Data listing
★ ★ ★ ★ ★ ★ ★

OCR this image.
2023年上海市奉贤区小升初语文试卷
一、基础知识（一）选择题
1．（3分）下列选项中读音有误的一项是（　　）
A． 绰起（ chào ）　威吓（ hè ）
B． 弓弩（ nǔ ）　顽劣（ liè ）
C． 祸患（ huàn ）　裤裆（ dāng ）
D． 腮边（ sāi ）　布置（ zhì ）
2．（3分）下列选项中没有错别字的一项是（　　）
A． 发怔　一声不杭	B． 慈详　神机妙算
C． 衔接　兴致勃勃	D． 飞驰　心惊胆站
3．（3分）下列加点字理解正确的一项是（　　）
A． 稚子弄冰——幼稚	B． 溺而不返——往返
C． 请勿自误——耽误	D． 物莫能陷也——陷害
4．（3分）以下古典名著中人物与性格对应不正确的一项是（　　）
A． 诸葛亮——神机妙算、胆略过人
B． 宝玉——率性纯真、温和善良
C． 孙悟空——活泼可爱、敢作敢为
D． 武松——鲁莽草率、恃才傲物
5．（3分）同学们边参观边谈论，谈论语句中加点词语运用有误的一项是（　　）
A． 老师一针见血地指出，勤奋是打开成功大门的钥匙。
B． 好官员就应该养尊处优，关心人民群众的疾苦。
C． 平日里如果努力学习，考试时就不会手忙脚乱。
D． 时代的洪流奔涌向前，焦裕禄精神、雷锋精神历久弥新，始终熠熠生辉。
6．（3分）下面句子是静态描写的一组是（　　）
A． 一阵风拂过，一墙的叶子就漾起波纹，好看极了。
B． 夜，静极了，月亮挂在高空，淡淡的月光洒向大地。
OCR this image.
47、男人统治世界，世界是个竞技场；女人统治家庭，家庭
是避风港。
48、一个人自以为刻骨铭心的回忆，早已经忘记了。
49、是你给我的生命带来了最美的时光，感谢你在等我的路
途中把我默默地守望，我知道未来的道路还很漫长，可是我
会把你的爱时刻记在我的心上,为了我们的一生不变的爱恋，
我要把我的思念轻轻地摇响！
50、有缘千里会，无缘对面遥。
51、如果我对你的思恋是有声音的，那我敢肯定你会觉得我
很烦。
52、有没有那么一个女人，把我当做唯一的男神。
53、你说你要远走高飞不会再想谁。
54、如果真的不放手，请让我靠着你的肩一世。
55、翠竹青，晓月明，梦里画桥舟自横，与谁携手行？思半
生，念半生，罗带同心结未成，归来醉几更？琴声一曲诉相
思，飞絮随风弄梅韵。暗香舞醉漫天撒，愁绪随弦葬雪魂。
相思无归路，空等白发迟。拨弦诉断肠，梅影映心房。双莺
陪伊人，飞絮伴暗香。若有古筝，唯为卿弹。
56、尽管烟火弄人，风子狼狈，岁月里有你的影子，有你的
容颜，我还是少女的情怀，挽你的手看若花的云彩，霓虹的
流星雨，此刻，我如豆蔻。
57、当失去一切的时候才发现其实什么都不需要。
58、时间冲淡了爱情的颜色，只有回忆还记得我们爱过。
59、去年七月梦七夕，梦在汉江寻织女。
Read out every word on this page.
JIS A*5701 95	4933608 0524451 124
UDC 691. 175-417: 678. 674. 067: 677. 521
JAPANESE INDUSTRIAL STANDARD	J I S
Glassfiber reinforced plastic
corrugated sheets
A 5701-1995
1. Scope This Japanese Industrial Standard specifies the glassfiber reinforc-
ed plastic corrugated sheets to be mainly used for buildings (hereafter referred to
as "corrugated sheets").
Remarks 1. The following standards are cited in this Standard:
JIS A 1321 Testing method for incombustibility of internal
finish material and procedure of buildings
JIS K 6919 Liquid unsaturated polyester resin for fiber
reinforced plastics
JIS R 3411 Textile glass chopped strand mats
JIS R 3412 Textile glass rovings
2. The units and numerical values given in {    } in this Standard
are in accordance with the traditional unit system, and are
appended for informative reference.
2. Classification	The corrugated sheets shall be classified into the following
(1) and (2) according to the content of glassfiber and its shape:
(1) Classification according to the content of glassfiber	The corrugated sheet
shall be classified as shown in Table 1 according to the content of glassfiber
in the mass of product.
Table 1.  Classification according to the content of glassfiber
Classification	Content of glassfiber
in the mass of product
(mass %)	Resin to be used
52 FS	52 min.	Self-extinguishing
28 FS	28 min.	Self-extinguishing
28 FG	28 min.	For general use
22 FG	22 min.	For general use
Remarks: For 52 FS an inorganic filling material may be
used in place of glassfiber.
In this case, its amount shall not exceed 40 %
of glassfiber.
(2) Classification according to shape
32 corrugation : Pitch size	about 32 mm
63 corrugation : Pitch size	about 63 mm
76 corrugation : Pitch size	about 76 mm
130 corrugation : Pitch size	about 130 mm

★ ★ ★ ★ ★ ★ ★

◆ **PROBLEM DESCRIPTION**
Search the listing for the string "product". Copy each line where it turns up.

◆ **ANSWER IN FULL**
in the mass of product.
in the mass of product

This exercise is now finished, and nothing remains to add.